----- Records for the task -----

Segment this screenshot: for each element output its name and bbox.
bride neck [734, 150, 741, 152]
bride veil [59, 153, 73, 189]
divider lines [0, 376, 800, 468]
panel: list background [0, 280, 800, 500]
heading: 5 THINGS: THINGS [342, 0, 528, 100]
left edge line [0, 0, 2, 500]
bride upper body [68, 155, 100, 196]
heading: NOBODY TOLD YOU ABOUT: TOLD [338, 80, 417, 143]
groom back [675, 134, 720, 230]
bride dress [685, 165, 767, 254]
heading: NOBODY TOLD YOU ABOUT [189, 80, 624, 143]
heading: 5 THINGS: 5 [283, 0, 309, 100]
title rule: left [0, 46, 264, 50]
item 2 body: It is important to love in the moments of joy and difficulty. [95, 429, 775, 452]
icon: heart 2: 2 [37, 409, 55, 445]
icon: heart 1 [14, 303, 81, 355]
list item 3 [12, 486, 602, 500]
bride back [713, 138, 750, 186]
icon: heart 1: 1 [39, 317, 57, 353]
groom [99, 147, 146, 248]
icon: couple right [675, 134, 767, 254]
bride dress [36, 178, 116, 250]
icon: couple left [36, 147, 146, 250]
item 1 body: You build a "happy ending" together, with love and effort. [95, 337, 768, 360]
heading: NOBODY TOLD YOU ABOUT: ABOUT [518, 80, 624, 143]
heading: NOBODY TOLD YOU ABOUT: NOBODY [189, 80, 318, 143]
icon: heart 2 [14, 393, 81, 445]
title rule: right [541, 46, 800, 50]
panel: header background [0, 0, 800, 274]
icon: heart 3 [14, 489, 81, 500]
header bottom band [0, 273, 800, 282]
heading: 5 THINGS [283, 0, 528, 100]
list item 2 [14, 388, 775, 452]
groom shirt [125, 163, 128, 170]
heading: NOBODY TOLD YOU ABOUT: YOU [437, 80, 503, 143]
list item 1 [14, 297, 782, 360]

-----

* _Directions_
Copy the data from its first line through the line containing "left edge line [0, 0, 2, 500]", swapping "divider lines" for "separator lines" and keeping everything else the same.

* _Task result_
Segment this screenshot: for each element output its name and bbox.
bride neck [734, 150, 741, 152]
bride veil [59, 153, 73, 189]
separator lines [0, 376, 800, 468]
panel: list background [0, 280, 800, 500]
heading: 5 THINGS: THINGS [342, 0, 528, 100]
left edge line [0, 0, 2, 500]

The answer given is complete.